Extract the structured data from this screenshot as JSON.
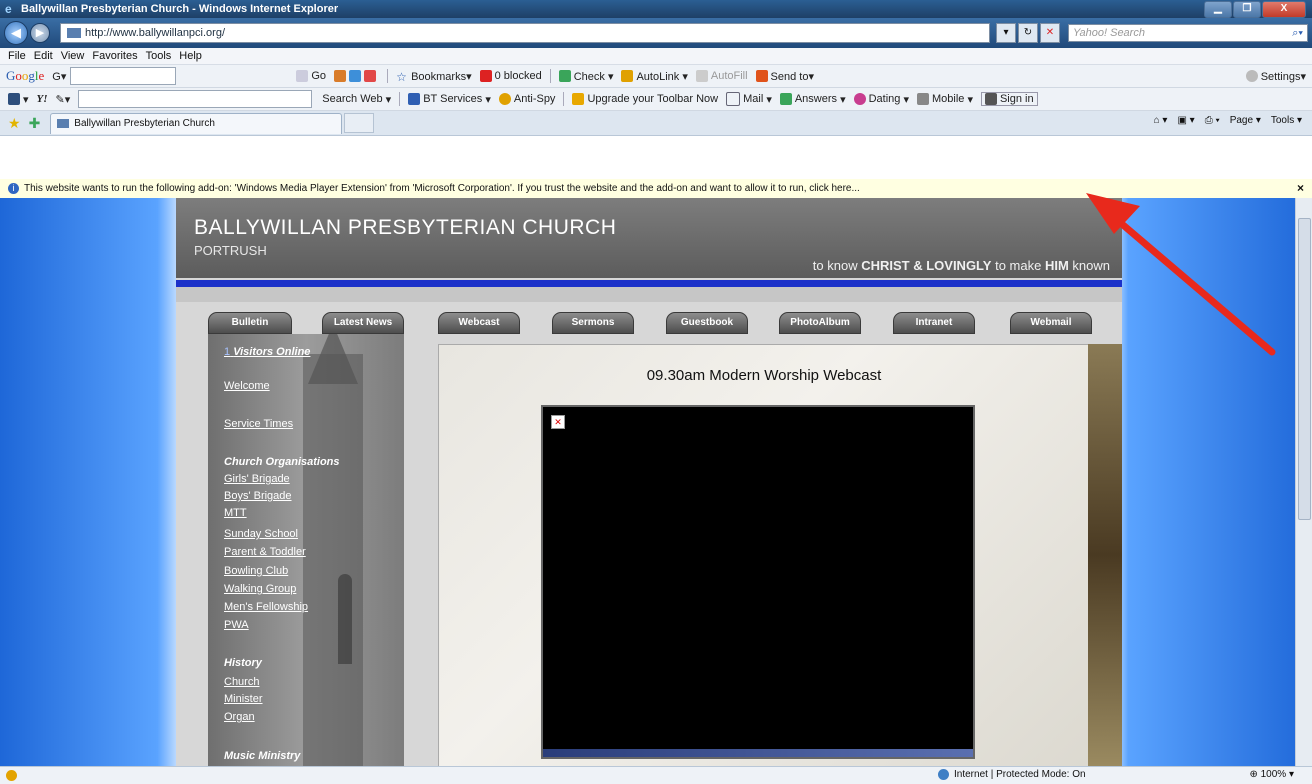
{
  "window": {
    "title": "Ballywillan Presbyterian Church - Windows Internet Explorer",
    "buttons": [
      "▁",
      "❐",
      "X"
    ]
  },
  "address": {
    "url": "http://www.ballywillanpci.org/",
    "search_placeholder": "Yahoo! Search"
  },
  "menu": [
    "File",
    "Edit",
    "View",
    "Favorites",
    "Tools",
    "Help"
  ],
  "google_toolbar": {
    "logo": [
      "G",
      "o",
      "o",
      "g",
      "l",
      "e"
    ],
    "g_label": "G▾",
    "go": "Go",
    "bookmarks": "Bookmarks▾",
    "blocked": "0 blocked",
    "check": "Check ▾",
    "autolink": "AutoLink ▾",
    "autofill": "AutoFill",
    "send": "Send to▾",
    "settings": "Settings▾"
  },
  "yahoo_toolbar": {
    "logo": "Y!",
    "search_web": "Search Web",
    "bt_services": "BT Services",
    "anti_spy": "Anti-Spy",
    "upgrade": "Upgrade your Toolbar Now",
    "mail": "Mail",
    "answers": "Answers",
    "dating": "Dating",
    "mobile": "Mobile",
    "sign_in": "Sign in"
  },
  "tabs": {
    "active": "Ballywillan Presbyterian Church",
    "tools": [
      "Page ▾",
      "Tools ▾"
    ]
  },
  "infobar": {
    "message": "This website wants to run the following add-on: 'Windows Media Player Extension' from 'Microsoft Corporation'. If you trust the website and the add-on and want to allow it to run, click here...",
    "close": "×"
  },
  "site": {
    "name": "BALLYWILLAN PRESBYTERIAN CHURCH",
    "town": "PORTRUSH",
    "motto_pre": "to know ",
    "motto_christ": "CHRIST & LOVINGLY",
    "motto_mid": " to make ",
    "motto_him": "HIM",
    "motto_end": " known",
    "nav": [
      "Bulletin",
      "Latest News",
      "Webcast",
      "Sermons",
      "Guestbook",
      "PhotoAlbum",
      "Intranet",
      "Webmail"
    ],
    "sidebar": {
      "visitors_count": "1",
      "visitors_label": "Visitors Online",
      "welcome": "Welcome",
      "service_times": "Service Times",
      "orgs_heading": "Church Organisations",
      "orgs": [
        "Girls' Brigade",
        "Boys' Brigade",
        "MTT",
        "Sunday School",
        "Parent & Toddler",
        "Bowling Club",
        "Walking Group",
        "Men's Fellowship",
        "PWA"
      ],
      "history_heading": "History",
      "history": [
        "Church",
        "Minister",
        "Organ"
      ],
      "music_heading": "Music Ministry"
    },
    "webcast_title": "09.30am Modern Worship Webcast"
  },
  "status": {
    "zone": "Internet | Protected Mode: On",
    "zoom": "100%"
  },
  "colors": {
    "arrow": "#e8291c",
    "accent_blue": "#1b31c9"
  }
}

WRITTEN PROBLEM -> Which lines hold the string "Windows"? List them all.

RESULT ->
    "title": "Ballywillan Presbyterian Church - Windows Internet Explorer",
    "message": "This website wants to run the following add-on: 'Windows Media Player Extension' from 'Microsoft Corporation'. If you trust the website and the add-on and want to allow it to run, click here...",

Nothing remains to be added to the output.